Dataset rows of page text
____________________

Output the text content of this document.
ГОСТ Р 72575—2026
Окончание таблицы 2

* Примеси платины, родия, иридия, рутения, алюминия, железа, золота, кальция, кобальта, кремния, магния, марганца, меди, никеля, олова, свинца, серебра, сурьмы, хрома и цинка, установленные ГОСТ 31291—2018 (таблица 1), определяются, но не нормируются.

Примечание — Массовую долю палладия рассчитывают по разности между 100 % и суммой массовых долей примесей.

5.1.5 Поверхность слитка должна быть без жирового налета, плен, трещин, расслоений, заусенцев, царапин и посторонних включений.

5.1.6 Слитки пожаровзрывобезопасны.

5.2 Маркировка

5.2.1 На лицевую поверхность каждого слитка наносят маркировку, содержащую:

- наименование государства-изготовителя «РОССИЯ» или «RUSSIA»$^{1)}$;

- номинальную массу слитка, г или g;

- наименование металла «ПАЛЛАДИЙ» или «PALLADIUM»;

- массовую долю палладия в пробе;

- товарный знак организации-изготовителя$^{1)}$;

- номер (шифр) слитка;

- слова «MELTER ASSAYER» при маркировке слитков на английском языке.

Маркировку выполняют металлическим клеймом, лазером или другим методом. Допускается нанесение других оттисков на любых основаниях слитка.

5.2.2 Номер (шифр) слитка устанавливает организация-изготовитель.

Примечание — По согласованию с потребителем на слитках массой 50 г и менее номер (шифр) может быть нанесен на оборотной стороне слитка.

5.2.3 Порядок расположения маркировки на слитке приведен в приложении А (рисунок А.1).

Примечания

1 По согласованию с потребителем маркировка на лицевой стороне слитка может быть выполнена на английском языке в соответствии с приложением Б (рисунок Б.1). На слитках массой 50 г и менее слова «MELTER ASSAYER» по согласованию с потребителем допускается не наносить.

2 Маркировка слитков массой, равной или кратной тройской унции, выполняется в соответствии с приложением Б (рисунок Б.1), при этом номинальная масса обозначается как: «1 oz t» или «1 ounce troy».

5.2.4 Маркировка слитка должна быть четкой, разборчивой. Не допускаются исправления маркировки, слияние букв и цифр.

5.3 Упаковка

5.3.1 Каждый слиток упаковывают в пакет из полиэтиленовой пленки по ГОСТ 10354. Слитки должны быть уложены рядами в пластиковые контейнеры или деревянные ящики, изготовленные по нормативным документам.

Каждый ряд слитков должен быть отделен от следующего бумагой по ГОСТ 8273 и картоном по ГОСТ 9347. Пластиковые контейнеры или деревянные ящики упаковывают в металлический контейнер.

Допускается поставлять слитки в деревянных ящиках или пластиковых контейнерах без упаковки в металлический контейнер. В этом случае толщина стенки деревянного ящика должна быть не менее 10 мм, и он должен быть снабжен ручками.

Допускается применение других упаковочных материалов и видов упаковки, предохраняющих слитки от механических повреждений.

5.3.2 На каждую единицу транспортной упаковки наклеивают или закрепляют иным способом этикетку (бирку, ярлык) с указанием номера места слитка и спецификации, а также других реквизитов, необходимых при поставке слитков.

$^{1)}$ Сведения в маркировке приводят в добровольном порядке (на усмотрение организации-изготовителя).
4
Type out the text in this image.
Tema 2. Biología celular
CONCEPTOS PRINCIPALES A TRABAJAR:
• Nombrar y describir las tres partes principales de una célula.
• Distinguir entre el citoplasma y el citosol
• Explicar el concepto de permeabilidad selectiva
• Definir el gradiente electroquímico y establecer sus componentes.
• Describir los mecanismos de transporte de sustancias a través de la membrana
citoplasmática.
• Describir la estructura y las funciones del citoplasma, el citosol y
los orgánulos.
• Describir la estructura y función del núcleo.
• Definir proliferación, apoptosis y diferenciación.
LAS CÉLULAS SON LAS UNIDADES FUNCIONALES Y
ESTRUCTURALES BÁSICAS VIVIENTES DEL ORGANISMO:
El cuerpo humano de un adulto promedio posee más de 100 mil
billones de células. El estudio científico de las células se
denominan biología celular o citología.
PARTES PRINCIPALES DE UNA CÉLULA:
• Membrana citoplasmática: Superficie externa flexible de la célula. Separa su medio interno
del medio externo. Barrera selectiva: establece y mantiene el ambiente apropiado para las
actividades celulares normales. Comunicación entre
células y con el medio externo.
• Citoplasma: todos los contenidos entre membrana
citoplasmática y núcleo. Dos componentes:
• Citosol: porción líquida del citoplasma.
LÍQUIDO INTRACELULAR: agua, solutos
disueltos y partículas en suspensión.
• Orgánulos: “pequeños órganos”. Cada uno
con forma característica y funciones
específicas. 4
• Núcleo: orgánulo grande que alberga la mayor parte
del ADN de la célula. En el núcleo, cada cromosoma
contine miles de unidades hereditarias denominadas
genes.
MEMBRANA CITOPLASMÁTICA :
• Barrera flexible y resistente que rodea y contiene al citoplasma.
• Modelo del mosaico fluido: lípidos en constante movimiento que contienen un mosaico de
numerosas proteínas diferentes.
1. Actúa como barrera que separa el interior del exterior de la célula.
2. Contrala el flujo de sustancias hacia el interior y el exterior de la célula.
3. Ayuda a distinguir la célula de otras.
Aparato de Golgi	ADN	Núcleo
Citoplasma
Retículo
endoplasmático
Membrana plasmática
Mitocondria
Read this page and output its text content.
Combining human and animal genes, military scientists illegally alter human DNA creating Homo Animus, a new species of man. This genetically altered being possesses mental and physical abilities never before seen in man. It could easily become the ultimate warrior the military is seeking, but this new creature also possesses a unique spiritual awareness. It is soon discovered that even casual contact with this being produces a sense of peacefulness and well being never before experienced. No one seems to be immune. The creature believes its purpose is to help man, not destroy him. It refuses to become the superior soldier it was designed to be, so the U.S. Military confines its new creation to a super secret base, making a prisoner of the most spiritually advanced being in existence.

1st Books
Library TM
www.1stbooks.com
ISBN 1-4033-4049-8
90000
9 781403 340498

____________________

» **GOAL OF THE EXERCISE**
Collect each line of the entries that has the word "Примечание", copying it in full.

» **ANSWER BOX**
Примечание — Массовую долю палладия рассчитывают по разности между 100 % и суммой массовых долей примесей.
Примечание — По согласованию с потребителем на слитках массой 50 г и менее номер (шифр) может быть нанесен на оборотной стороне слитка.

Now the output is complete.